— begin INFORMATION PROVIDED —

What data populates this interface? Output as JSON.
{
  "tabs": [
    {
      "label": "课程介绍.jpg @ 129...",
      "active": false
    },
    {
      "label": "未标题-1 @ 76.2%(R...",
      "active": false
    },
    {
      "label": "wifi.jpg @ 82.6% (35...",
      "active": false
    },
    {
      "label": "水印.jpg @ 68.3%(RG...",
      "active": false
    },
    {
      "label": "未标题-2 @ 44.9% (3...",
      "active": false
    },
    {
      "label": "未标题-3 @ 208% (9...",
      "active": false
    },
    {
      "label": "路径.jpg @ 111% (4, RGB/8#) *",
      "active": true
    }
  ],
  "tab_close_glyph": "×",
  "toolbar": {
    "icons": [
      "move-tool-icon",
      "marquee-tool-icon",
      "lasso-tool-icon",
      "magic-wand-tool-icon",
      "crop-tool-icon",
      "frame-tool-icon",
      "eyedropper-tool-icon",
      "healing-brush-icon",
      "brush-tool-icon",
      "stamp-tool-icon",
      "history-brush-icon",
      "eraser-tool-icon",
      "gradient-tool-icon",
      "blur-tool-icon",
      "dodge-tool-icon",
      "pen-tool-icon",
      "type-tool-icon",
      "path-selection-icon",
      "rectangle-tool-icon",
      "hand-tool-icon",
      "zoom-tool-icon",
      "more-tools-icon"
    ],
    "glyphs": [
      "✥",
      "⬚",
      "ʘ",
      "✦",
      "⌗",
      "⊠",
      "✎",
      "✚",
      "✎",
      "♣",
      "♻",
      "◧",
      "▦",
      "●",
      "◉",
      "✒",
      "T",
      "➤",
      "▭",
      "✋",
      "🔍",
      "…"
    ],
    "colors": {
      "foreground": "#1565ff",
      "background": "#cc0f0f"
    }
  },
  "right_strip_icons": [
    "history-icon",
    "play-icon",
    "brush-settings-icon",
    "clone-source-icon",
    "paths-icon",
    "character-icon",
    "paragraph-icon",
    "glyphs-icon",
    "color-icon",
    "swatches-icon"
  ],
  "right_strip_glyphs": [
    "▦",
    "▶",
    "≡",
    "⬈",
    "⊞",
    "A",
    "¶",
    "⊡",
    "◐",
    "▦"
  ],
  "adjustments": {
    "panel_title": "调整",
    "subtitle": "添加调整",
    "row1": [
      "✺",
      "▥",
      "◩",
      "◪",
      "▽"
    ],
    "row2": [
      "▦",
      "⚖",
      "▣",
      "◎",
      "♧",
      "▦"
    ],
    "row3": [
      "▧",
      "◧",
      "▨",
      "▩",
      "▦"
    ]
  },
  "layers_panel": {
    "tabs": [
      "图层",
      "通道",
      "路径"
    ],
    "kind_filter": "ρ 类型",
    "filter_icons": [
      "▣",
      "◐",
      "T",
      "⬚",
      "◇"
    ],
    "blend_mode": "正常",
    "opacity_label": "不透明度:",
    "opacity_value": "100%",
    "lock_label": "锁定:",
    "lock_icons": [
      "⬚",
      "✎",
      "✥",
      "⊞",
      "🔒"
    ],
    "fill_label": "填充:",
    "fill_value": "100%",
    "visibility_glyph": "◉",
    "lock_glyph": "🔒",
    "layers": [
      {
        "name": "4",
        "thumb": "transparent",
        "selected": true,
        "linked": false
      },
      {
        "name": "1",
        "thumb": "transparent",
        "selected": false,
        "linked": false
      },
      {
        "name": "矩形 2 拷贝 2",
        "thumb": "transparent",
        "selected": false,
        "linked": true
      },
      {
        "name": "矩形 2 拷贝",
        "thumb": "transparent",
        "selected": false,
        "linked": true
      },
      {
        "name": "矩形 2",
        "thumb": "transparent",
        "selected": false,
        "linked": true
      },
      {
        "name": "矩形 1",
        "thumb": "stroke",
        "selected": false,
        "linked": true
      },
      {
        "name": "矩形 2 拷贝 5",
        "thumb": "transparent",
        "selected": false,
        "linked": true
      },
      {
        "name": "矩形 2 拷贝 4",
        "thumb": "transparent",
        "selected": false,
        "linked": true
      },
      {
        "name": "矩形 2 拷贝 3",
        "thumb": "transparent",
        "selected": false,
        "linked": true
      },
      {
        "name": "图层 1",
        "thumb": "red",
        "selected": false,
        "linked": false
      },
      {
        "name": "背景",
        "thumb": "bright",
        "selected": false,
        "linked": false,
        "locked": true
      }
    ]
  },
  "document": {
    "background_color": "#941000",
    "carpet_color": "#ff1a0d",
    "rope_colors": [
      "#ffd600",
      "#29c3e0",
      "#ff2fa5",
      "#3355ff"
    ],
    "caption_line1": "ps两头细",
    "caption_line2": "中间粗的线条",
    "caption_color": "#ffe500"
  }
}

— end INFORMATION PROVIDED —

* _WORK TO COMPLETE_: Every line above should be retyped exactly as given.

* _WRITTEN ANSWER_:
What data populates this interface? Output as JSON.
{
  "tabs": [
    {
      "label": "课程介绍.jpg @ 129...",
      "active": false
    },
    {
      "label": "未标题-1 @ 76.2%(R...",
      "active": false
    },
    {
      "label": "wifi.jpg @ 82.6% (35...",
      "active": false
    },
    {
      "label": "水印.jpg @ 68.3%(RG...",
      "active": false
    },
    {
      "label": "未标题-2 @ 44.9% (3...",
      "active": false
    },
    {
      "label": "未标题-3 @ 208% (9...",
      "active": false
    },
    {
      "label": "路径.jpg @ 111% (4, RGB/8#) *",
      "active": true
    }
  ],
  "tab_close_glyph": "×",
  "toolbar": {
    "icons": [
      "move-tool-icon",
      "marquee-tool-icon",
      "lasso-tool-icon",
      "magic-wand-tool-icon",
      "crop-tool-icon",
      "frame-tool-icon",
      "eyedropper-tool-icon",
      "healing-brush-icon",
      "brush-tool-icon",
      "stamp-tool-icon",
      "history-brush-icon",
      "eraser-tool-icon",
      "gradient-tool-icon",
      "blur-tool-icon",
      "dodge-tool-icon",
      "pen-tool-icon",
      "type-tool-icon",
      "path-selection-icon",
      "rectangle-tool-icon",
      "hand-tool-icon",
      "zoom-tool-icon",
      "more-tools-icon"
    ],
    "glyphs": [
      "✥",
      "⬚",
      "ʘ",
      "✦",
      "⌗",
      "⊠",
      "✎",
      "✚",
      "✎",
      "♣",
      "♻",
      "◧",
      "▦",
      "●",
      "◉",
      "✒",
      "T",
      "➤",
      "▭",
      "✋",
      "🔍",
      "…"
    ],
    "colors": {
      "foreground": "#1565ff",
      "background": "#cc0f0f"
    }
  },
  "right_strip_icons": [
    "history-icon",
    "play-icon",
    "brush-settings-icon",
    "clone-source-icon",
    "paths-icon",
    "character-icon",
    "paragraph-icon",
    "glyphs-icon",
    "color-icon",
    "swatches-icon"
  ],
  "right_strip_glyphs": [
    "▦",
    "▶",
    "≡",
    "⬈",
    "⊞",
    "A",
    "¶",
    "⊡",
    "◐",
    "▦"
  ],
  "adjustments": {
    "panel_title": "调整",
    "subtitle": "添加调整",
    "row1": [
      "✺",
      "▥",
      "◩",
      "◪",
      "▽"
    ],
    "row2": [
      "▦",
      "⚖",
      "▣",
      "◎",
      "♧",
      "▦"
    ],
    "row3": [
      "▧",
      "◧",
      "▨",
      "▩",
      "▦"
    ]
  },
  "layers_panel": {
    "tabs": [
      "图层",
      "通道",
      "路径"
    ],
    "kind_filter": "ρ 类型",
    "filter_icons": [
      "▣",
      "◐",
      "T",
      "⬚",
      "◇"
    ],
    "blend_mode": "正常",
    "opacity_label": "不透明度:",
    "opacity_value": "100%",
    "lock_label": "锁定:",
    "lock_icons": [
      "⬚",
      "✎",
      "✥",
      "⊞",
      "🔒"
    ],
    "fill_label": "填充:",
    "fill_value": "100%",
    "visibility_glyph": "◉",
    "lock_glyph": "🔒",
    "layers": [
      {
        "name": "4",
        "thumb": "transparent",
        "selected": true,
        "linked": false
      },
      {
        "name": "1",
        "thumb": "transparent",
        "selected": false,
        "linked": false
      },
      {
        "name": "矩形 2 拷贝 2",
        "thumb": "transparent",
        "selected": false,
        "linked": true
      },
      {
        "name": "矩形 2 拷贝",
        "thumb": "transparent",
        "selected": false,
        "linked": true
      },
      {
        "name": "矩形 2",
        "thumb": "transparent",
        "selected": false,
        "linked": true
      },
      {
        "name": "矩形 1",
        "thumb": "stroke",
        "selected": false,
        "linked": true
      },
      {
        "name": "矩形 2 拷贝 5",
        "thumb": "transparent",
        "selected": false,
        "linked": true
      },
      {
        "name": "矩形 2 拷贝 4",
        "thumb": "transparent",
        "selected": false,
        "linked": true
      },
      {
        "name": "矩形 2 拷贝 3",
        "thumb": "transparent",
        "selected": false,
        "linked": true
      },
      {
        "name": "图层 1",
        "thumb": "red",
        "selected": false,
        "linked": false
      },
      {
        "name": "背景",
        "thumb": "bright",
        "selected": false,
        "linked": false,
        "locked": true
      }
    ]
  },
  "document": {
    "background_color": "#941000",
    "carpet_color": "#ff1a0d",
    "rope_colors": [
      "#ffd600",
      "#29c3e0",
      "#ff2fa5",
      "#3355ff"
    ],
    "caption_line1": "ps两头细",
    "caption_line2": "中间粗的线条",
    "caption_color": "#ffe500"
  }
}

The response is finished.